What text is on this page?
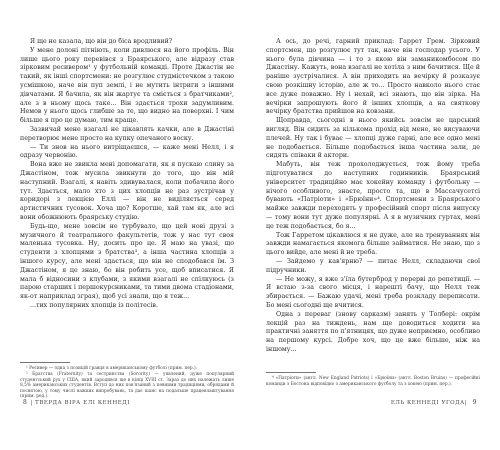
Я ще не казала, що він до біса вродливий?

У мене долоні пітніють, коли дивлюся на його профіль. Він лише цього року перевівся з Браярського, але відразу став зірковим ресивером¹ у футбольній команді. Проте Джастін не такий, як інші спортсмени: не розгулює студмістечком з такою усмішкою, наче він пуп землі, і не мутить інтриги з іншими дівчатами. Я бачила, як він жартує та сміється з братчиками², але з в ньому щось таке... Він здається трохи задумливим. Немов у нього щось глибше за те, що видно на поверхні. І чим більше я про це думаю, тим краще.

Зазвичай мене взагалі не цікавлять качки, але в Джастіні перетворює мене просто на купку опечаного воску.

— Ти знов на нього витріщаєшся, — каже мені Нелл, і я одразу червонію.

Вона вже не звикла мені допомагати, як я пускаю слину за Джастіном, тож мусила звикнути до того, що він мій наступний. Взагалі, я навіть здивувалася, коли побачила його тут. Здається, мало хто з цих хлопців не раз зустрічав у коридорі з лекцією Еллі — він не виділяється серед артистичних тусовок. Хоча що? Коротше, хай там як, але всі вони обожнюють браярську студію.

Будь-що, мене зовсім не турбувало, що цей нові друзі з музичного й театрального факультетів, тож у нас тут своя маленька тусовка. Ну, досить про це. Я маю на увазі, що студенти з хлопцями з братства³, а інша частина хлопців з іншого курсу, але мені здається, що він не сподобався їм. З Джастіном, я це знаю, бо він робить усе, щоб вписатися. Я мала б відносини з клубами, з якими взагалі не спілкуюсь (з парою старших і першокурсниками, та тими двома стадіонами, як-от наприклад зграя), щоб усі знали, що я теж...

...тих популярних хлопців із політесів.

¹ Ресивер — одна з позицій гравця в американському футболі (прим. пер.).

² Братства (Fraternity) та сестринства (Sorority) — уявлений, дуже популярний студентський рух у США, який зародився ще в кінці XVIII ст. Зараз до них належать лише 8,5% американських студентів. Вступ до них пов'язаний з певними традиціями, обрядами й посвятою, у тому числі важких випробувань, та дає шанс на подальше працевлаштування (прим. ред.).

8 | ТВЕРДА ВІРА ЕЛІ КЕННЕДІ

А ось, до речі, гарний приклад: Гаррет Грем. Зірковий спортсмен, що розгулює тут так, наче він господар усього. У нього була дівчина — і то з якою він заманикомбосом по Джастіну. Кажуть, вона взагалі не хотіла з ним бачитися. Ще й раніше зустрічалися. А він приходить на вечірку й розказує свою розкішну історію, але ж то... Просто навколо нього стає все дуже поважно. Ну і нехай, всі знають, що він зірка. На вечірки запрошують його й інших хлопців, а на святкову вечірку братства прийшов на ковзани.

Щоправда, сьогодні в нього якийсь зовсім не царський вигляд. Він сидить за кількома прохід від мене, не висуваючи плечей. Ну так і буває — хлопці дуже гарні, але все одно мені не подобається. Більше подобається інша частина зали, де сидять співаки й актори.

Мабуть, він теж прохолоджується, тож йому треба підготуватися до наступних годинників. Браярський університет традиційно має хокейну команду і футбольну — нічого особливого, знаєте, просто та, що в Массачусетсі бувають «Патріоти» і «Брюїни»⁴. Спортсмени з Браярського майже завжди переходять у професійний спорт після випуску — тому вони тут дуже популярні. А я в музичних гуртах, мені це теж подобається, бо я...

Тож Гарретом цікавлюся я не дуже, але на тренуваннях він завжди намагається якомога більше займатися. Не знаю, що з цього вийде, але мені й не треба.

— Зайдемо у кав'ярню? — питає Нелл, складаючи свої підручники.

— Не можу, я вже з'їла бутерброд у перерві до репетиції. — Я встаю з-за свого місця, і нарешті бачу, що Нелл теж збирається. — Бажаю удачі, мені треба розкладу переписати. Бо мені сьогодні ще вчитися.

Одна з переваг (знову сарказм) занять у Толбері: окрім лекцій раз на тиждень, нам ще доводиться ходити на практичні заняття по п'ятницях, що дуже неприємно, особливо на першому курсі. Добре хоч, що це вже більше, ніж на іншому...

⁴ «Патріоти» (англ. New England Patriots) і «Брюїни» (англ. Boston Bruins) — професійні команди з Бостона відповідно з американського футболу та з хокею (прим. пер.).

ЕЛЬ КЕННЕДІ УГОДА| 9
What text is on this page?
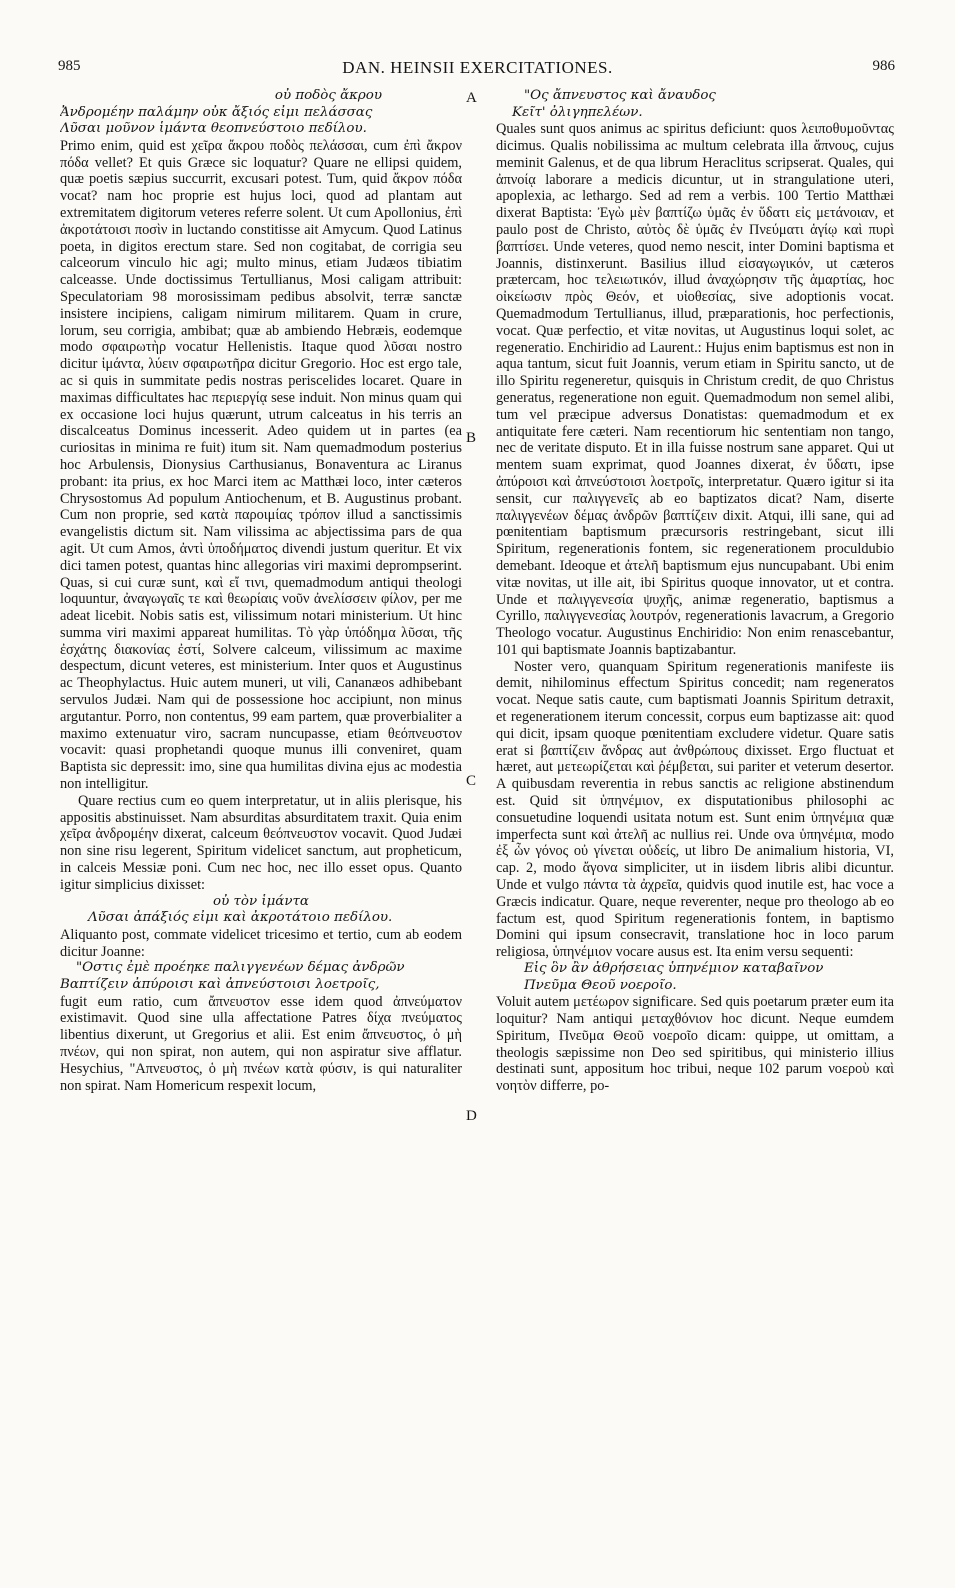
985	DAN. HEINSII EXERCITATIONES.	986
A
B
C
D

οὐ ποδὸς ἄκρου

Ἀνδρομέην παλάμην οὐκ ἄξιός εἰμι πελάσσας

Λῦσαι μοῦνον ἱμάντα θεοπνεύστοιο πεδίλου.

Primo enim, quid est χεῖρα ἄκρου ποδὸς πελάσσαι, cum ἐπὶ ἄκρον πόδα vellet? Et quis Græce sic loquatur? Quare ne ellipsi quidem, quæ poetis sæpius succurrit, excusari potest. Tum, quid ἄκρον πόδα vocat? nam hoc proprie est hujus loci, quod ad plantam aut extremitatem digitorum veteres referre solent. Ut cum Apollonius, ἐπὶ ἀκροτάτοισι ποσὶν in luctando constitisse ait Amycum. Quod Latinus poeta, in digitos erectum stare. Sed non cogitabat, de corrigia seu calceorum vinculo hic agi; multo minus, etiam Judæos tibiatim calceasse. Unde doctissimus Tertullianus, Mosi caligam attribuit: Speculatoriam 98 morosissimam pedibus absolvit, terræ sanctæ insistere incipiens, caligam nimirum militarem. Quam in crure, lorum, seu corrigia, ambibat; quæ ab ambiendo Hebræis, eodemque modo σφαιρωτὴρ vocatur Hellenistis. Itaque quod λῦσαι nostro dicitur ἱμάντα, λύειν σφαιρωτῆρα dicitur Gregorio. Hoc est ergo tale, ac si quis in summitate pedis nostras periscelides locaret. Quare in maximas difficultates hac περιεργίᾳ sese induit. Non minus quam qui ex occasione loci hujus quærunt, utrum calceatus in his terris an discalceatus Dominus incesserit. Adeo quidem ut in partes (ea curiositas in minima re fuit) itum sit. Nam quemadmodum posterius hoc Arbulensis, Dionysius Carthusianus, Bonaventura ac Liranus probant: ita prius, ex hoc Marci item ac Matthæi loco, inter cæteros Chrysostomus Ad populum Antiochenum, et B. Augustinus probant. Cum non proprie, sed κατὰ παροιμίας τρόπον illud a sanctissimis evangelistis dictum sit. Nam vilissima ac abjectissima pars de qua agit. Ut cum Amos, ἀντὶ ὑποδήματος divendi justum queritur. Et vix dici tamen potest, quantas hinc allegorias viri maximi deprompserint. Quas, si cui curæ sunt, καὶ εἴ τινι, quemadmodum antiqui theologi loquuntur, ἀναγωγαῖς τε καὶ θεωρίαις νοῦν ἀνελίσσειν φίλον, per me adeat licebit. Nobis satis est, vilissimum notari ministerium. Ut hinc summa viri maximi appareat humilitas. Τὸ γὰρ ὑπόδημα λῦσαι, τῆς ἐσχάτης διακονίας ἐστί, Solvere calceum, vilissimum ac maxime despectum, dicunt veteres, est ministerium. Inter quos et Augustinus ac Theophylactus. Huic autem muneri, ut vili, Cananæos adhibebant servulos Judæi. Nam qui de possessione hoc accipiunt, non minus argutantur. Porro, non contentus, 99 eam partem, quæ proverbialiter a maximo extenuatur viro, sacram nuncupasse, etiam θεόπνευστον vocavit: quasi prophetandi quoque munus illi conveniret, quam Baptista sic depressit: imo, sine qua humilitas divina ejus ac modestia non intelligitur.

Quare rectius cum eo quem interpretatur, ut in aliis plerisque, his appositis abstinuisset. Nam absurditas absurditatem traxit. Quia enim χεῖρα ἀνδρομέην dixerat, calceum θεόπνευστον vocavit. Quod Judæi non sine risu legerent, Spiritum videlicet sanctum, aut propheticum, in calceis Messiæ poni. Cum nec hoc, nec illo esset opus. Quanto igitur simplicius dixisset:

οὐ τὸν ἱμάντα

Λῦσαι ἀπάξιός εἰμι καὶ ἀκροτάτοιο πεδίλου.

Aliquanto post, commate videlicet tricesimo et tertio, cum ab eodem dicitur Joanne:

"Οστις ἐμὲ προέηκε παλιγγενέων δέμας ἀνδρῶν

Βαπτίζειν ἀπύροισι καὶ ἀπνεύστοισι λοετροῖς,

fugit eum ratio, cum ἄπνευστον esse idem quod ἀπνεύματον existimavit. Quod sine ulla affectatione Patres δίχα πνεύματος libentius dixerunt, ut Gregorius et alii. Est enim ἄπνευστος, ὁ μὴ πνέων, qui non spirat, non autem, qui non aspiratur sive afflatur. Hesychius, "Απνευστος, ὁ μὴ πνέων κατὰ φύσιν, is qui naturaliter non spirat. Nam Homericum respexit locum,

"Ος ἄπνευστος καὶ ἄναυδος

Κεῖτ' ὀλιγηπελέων.

Quales sunt quos animus ac spiritus deficiunt: quos λειποθυμοῦντας dicimus. Qualis nobilissima ac multum celebrata illa ἄπνους, cujus meminit Galenus, et de qua librum Heraclitus scripserat. Quales, qui ἀπνοίᾳ laborare a medicis dicuntur, ut in strangulatione uteri, apoplexia, ac lethargo. Sed ad rem a verbis. 100 Tertio Matthæi dixerat Baptista: Ἐγὼ μὲν βαπτίζω ὑμᾶς ἐν ὕδατι εἰς μετάνοιαν, et paulo post de Christo, αὐτὸς δὲ ὑμᾶς ἐν Πνεύματι ἁγίῳ καὶ πυρὶ βαπτίσει. Unde veteres, quod nemo nescit, inter Domini baptisma et Joannis, distinxerunt. Basilius illud εἰσαγωγικόν, ut cæteros prætercam, hoc τελειωτικόν, illud ἀναχώρησιν τῆς ἁμαρτίας, hoc οἰκείωσιν πρὸς Θεόν, et υἱοθεσίας, sive adoptionis vocat. Quemadmodum Tertullianus, illud, præparationis, hoc perfectionis, vocat. Quæ perfectio, et vitæ novitas, ut Augustinus loqui solet, ac regeneratio. Enchiridio ad Laurent.: Hujus enim baptismus est non in aqua tantum, sicut fuit Joannis, verum etiam in Spiritu sancto, ut de illo Spiritu regeneretur, quisquis in Christum credit, de quo Christus generatus, regeneratione non eguit. Quemadmodum non semel alibi, tum vel præcipue adversus Donatistas: quemadmodum et ex antiquitate fere cæteri. Nam recentiorum hic sententiam non tango, nec de veritate disputo. Et in illa fuisse nostrum sane apparet. Qui ut mentem suam exprimat, quod Joannes dixerat, ἐν ὕδατι, ipse ἀπύροισι καὶ ἀπνεύστοισι λοετροῖς, interpretatur. Quæro igitur si ita sensit, cur παλιγγενεῖς ab eo baptizatos dicat? Nam, diserte παλιγγενέων δέμας ἀνδρῶν βαπτίζειν dixit. Atqui, illi sane, qui ad pœnitentiam baptismum præcursoris restringebant, sicut illi Spiritum, regenerationis fontem, sic regenerationem proculdubio demebant. Ideoque et ἀτελῆ baptismum ejus nuncupabant. Ubi enim vitæ novitas, ut ille ait, ibi Spiritus quoque innovator, ut et contra. Unde et παλιγγενεσία ψυχῆς, animæ regeneratio, baptismus a Cyrillo, παλιγγενεσίας λουτρόν, regenerationis lavacrum, a Gregorio Theologo vocatur. Augustinus Enchiridio: Non enim renascebantur, 101 qui baptismate Joannis baptizabantur.

Noster vero, quanquam Spiritum regenerationis manifeste iis demit, nihilominus effectum Spiritus concedit; nam regeneratos vocat. Neque satis caute, cum baptismati Joannis Spiritum detraxit, et regenerationem iterum concessit, corpus eum baptizasse ait: quod qui dicit, ipsam quoque pœnitentiam excludere videtur. Quare satis erat si βαπτίζειν ἄνδρας aut ἀνθρώπους dixisset. Ergo fluctuat et hæret, aut μετεωρίζεται καὶ ῥέμβεται, sui pariter et veterum desertor. A quibusdam reverentia in rebus sanctis ac religione abstinendum est. Quid sit ὑπηνέμιον, ex disputationibus philosophi ac consuetudine loquendi usitata notum est. Sunt enim ὑπηνέμια quæ imperfecta sunt καὶ ἀτελῆ ac nullius rei. Unde ova ὑπηνέμια, modo ἐξ ὧν γόνος οὐ γίνεται οὐδείς, ut libro De animalium historia, VI, cap. 2, modo ἄγονα simpliciter, ut in iisdem libris alibi dicuntur. Unde et vulgo πάντα τὰ ἀχρεῖα, quidvis quod inutile est, hac voce a Græcis indicatur. Quare, neque reverenter, neque pro theologo ab eo factum est, quod Spiritum regenerationis fontem, in baptismo Domini qui ipsum consecravit, translatione hoc in loco parum religiosa, ὑπηνέμιον vocare ausus est. Ita enim versu sequenti:

Εἰς ὃν ἂν ἀθρήσειας ὑπηνέμιον καταβαῖνον

Πνεῦμα Θεοῦ νοεροῖο.

Voluit autem μετέωρον significare. Sed quis poetarum præter eum ita loquitur? Nam antiqui μεταχθόνιον hoc dicunt. Neque eumdem Spiritum, Πνεῦμα Θεοῦ νοεροῖο dicam: quippe, ut omittam, a theologis sæpissime non Deo sed spiritibus, qui ministerio illius destinati sunt, appositum hoc tribui, neque 102 parum νοεροὺ καὶ νοητὸν differre, po-
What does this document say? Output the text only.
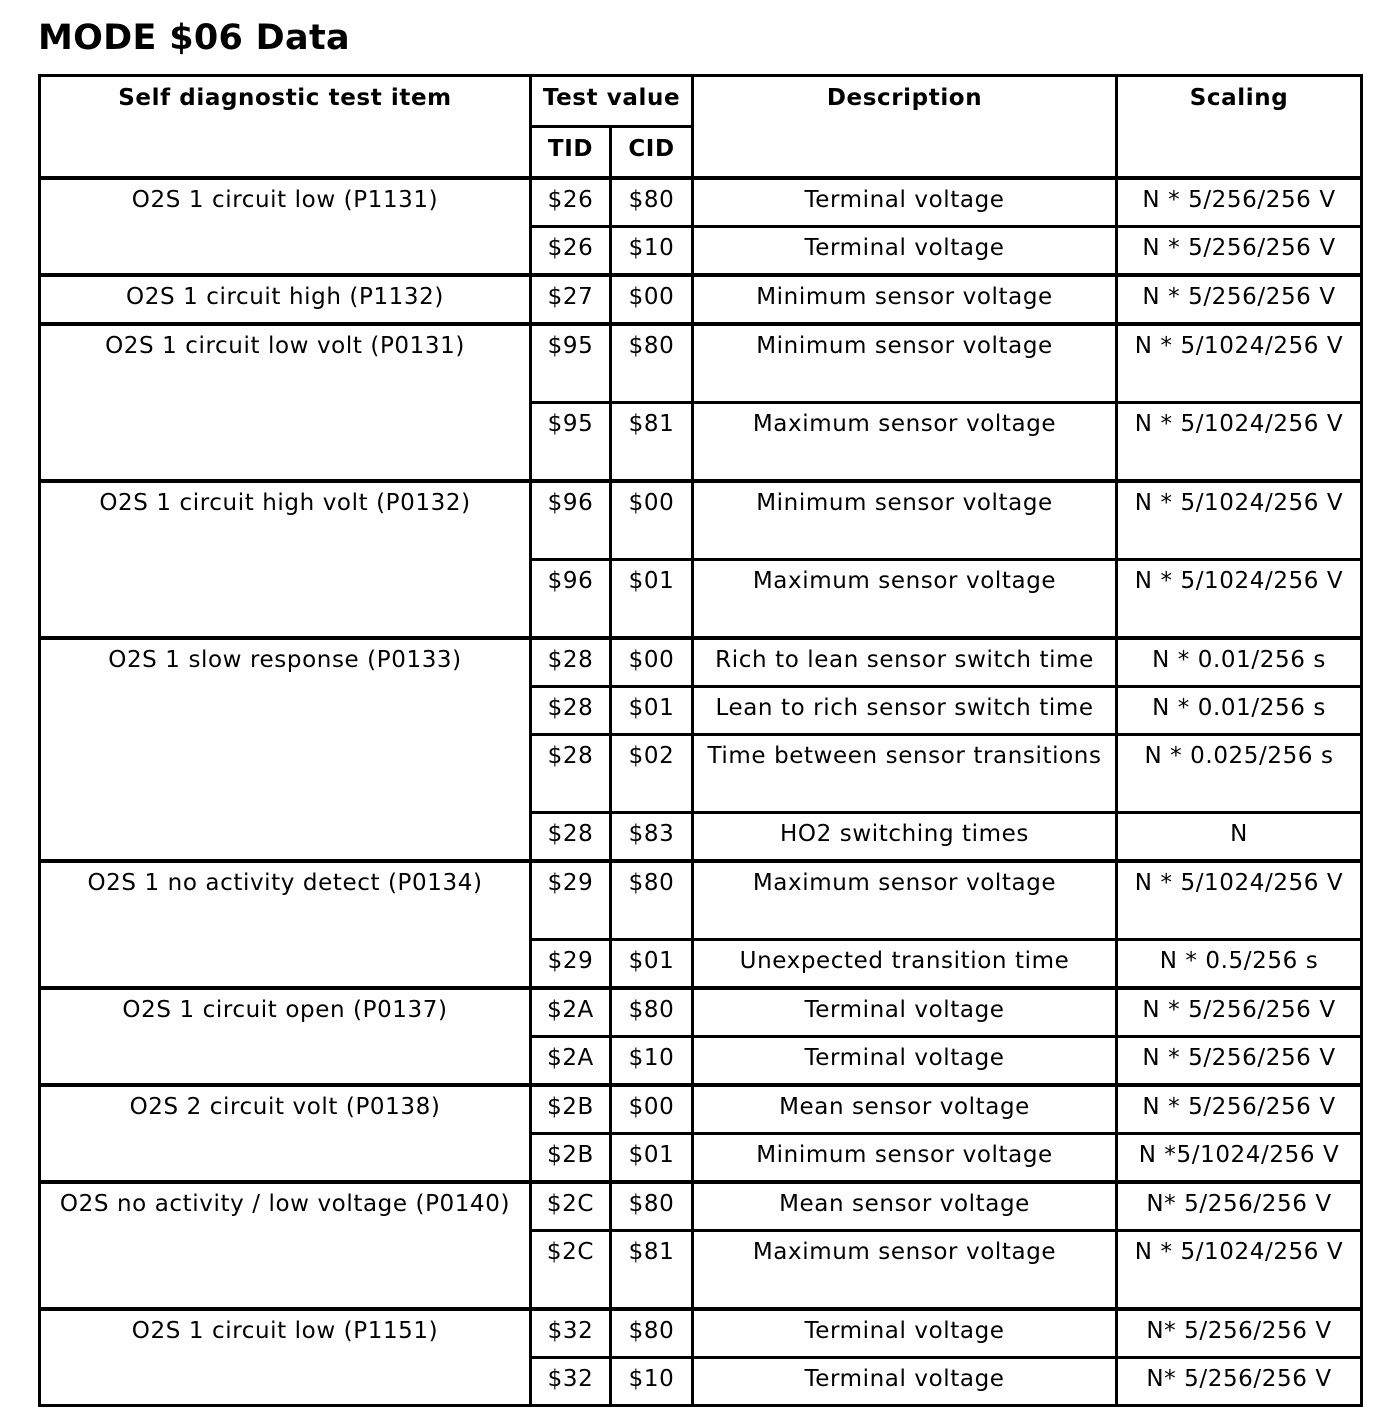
MODE $06 Data
Self diagnostic test item	Test value		Description	Scaling
	TID	CID		
O2S 1 circuit low (P1131)	$26	$80	Terminal voltage	N * 5/256/256 V
	$26	$10	Terminal voltage	N * 5/256/256 V
O2S 1 circuit high (P1132)	$27	$00	Minimum sensor voltage	N * 5/256/256 V
O2S 1 circuit low volt (P0131)	$95	$80	Minimum sensor voltage	N * 5/1024/256 V
	$95	$81	Maximum sensor voltage	N * 5/1024/256 V
O2S 1 circuit high volt (P0132)	$96	$00	Minimum sensor voltage	N * 5/1024/256 V
	$96	$01	Maximum sensor voltage	N * 5/1024/256 V
O2S 1 slow response (P0133)	$28	$00	Rich to lean sensor switch time	N * 0.01/256 s
	$28	$01	Lean to rich sensor switch time	N * 0.01/256 s
	$28	$02	Time between sensor transitions	N * 0.025/256 s
	$28	$83	HO2 switching times	N
O2S 1 no activity detect (P0134)	$29	$80	Maximum sensor voltage	N * 5/1024/256 V
	$29	$01	Unexpected transition time	N * 0.5/256 s
O2S 1 circuit open (P0137)	$2A	$80	Terminal voltage	N * 5/256/256 V
	$2A	$10	Terminal voltage	N * 5/256/256 V
O2S 2 circuit volt (P0138)	$2B	$00	Mean sensor voltage	N * 5/256/256 V
	$2B	$01	Minimum sensor voltage	N *5/1024/256 V
O2S no activity / low voltage (P0140)	$2C	$80	Mean sensor voltage	N* 5/256/256 V
	$2C	$81	Maximum sensor voltage	N * 5/1024/256 V
O2S 1 circuit low (P1151)	$32	$80	Terminal voltage	N* 5/256/256 V
	$32	$10	Terminal voltage	N* 5/256/256 V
+++++
• What the task requires:
From the data above, copy each line that has the string "сьогодні".

• Response to this exercise:
Щоправда, сьогодні в нього якийсь зовсім не царський вигляд. Він сидить за кількома прохід від мене, не висуваючи плечей. Ну так і буває — хлопці дуже гарні, але все одно мені не подобається. Більше подобається інша частина зали, де сидять співаки й актори.
— Не можу, я вже з'їла бутерброд у перерві до репетиції. — Я встаю з-за свого місця, і нарешті бачу, що Нелл теж збирається. — Бажаю удачі, мені треба розкладу переписати. Бо мені сьогодні ще вчитися.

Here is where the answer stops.